=== Description of the task ===
Each line in the entries below that holds the string "mortaliter" is to be listed.

[Stored data entries]
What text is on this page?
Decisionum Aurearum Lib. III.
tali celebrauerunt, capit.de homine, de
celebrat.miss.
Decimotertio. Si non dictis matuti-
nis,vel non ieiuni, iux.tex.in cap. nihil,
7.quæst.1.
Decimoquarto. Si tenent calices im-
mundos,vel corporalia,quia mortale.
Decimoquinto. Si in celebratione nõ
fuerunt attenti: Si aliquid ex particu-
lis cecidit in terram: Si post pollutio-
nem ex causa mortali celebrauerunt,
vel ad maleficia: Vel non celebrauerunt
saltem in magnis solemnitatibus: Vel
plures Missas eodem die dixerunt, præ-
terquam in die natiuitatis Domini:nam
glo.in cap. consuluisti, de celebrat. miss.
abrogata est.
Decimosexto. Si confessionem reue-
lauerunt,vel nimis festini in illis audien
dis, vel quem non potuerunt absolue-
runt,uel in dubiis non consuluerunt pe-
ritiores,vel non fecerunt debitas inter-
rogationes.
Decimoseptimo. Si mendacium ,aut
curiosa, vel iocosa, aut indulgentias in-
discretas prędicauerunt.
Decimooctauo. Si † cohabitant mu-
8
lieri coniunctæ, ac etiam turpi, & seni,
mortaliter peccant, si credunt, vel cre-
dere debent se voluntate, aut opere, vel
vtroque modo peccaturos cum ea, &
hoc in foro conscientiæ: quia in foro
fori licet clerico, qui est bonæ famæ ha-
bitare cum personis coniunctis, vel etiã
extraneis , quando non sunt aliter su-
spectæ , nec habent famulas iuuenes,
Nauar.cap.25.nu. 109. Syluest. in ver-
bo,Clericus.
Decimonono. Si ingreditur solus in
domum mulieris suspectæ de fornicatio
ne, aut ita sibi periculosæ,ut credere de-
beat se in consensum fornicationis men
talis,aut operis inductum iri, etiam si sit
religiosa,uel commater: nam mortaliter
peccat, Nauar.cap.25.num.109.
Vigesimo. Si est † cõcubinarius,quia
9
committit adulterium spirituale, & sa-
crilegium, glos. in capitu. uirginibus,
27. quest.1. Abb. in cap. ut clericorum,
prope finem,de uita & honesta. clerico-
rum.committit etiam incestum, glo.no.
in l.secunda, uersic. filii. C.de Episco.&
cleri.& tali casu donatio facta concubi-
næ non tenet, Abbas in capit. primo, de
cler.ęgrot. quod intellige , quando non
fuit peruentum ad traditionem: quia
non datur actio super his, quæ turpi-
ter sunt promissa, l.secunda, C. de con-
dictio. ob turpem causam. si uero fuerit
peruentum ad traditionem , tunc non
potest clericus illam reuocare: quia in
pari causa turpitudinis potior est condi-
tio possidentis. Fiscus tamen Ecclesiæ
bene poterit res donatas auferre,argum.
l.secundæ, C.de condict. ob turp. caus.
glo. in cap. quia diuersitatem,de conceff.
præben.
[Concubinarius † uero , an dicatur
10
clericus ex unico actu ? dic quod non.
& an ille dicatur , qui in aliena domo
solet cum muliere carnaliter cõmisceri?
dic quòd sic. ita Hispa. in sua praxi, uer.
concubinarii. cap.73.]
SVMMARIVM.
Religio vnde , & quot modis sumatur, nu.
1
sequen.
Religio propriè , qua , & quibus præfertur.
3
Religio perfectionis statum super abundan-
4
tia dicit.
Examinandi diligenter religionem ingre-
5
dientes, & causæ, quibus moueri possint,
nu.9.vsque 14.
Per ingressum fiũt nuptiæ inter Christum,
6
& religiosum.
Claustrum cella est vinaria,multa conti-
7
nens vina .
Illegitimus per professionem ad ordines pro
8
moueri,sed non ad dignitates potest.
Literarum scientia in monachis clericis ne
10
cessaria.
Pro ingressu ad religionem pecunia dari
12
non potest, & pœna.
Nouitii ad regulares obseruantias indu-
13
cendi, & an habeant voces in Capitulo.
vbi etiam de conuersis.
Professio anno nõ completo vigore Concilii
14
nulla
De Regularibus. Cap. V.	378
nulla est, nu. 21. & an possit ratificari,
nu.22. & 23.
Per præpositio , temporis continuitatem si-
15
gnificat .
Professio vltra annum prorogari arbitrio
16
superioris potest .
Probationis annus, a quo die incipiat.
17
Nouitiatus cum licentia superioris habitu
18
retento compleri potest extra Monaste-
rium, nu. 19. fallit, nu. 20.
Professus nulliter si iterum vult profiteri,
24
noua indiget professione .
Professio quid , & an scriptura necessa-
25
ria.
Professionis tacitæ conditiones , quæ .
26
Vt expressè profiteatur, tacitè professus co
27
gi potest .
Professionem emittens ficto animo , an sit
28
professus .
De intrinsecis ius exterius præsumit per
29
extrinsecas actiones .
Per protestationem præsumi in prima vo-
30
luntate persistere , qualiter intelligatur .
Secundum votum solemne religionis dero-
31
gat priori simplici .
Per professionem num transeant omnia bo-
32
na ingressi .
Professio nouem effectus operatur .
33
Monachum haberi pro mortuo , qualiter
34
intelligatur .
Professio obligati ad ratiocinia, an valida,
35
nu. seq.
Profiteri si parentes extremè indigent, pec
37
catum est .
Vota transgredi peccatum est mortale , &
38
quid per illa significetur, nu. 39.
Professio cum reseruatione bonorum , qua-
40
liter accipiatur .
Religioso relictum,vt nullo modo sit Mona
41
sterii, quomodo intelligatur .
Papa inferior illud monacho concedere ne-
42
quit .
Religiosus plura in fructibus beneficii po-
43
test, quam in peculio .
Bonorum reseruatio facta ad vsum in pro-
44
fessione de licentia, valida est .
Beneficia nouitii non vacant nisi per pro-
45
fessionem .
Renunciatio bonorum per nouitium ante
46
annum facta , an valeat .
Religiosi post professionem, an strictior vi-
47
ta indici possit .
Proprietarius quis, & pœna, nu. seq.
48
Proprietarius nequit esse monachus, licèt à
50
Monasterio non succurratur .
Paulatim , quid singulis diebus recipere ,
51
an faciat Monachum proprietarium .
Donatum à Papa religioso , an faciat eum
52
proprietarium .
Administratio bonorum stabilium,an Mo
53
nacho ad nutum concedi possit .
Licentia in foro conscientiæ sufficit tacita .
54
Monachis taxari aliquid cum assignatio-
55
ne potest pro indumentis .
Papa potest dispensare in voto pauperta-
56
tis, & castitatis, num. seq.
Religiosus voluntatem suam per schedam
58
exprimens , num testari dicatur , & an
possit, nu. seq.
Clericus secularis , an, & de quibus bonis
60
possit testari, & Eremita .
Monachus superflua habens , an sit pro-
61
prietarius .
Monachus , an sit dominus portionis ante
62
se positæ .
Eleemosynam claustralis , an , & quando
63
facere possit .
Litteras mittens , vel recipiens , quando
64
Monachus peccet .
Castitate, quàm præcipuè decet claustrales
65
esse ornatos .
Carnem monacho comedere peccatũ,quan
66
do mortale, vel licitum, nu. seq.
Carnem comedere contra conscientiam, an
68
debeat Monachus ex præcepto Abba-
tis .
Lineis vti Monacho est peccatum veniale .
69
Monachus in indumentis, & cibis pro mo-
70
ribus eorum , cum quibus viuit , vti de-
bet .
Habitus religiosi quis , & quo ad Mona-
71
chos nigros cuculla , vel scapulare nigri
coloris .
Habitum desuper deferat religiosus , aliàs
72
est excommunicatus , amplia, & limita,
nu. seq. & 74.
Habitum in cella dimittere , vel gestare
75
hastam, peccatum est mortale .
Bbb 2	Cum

=== Response ===
mortaliter peccant, si credunt, vel cre-
religiosa,uel commater: nam mortaliter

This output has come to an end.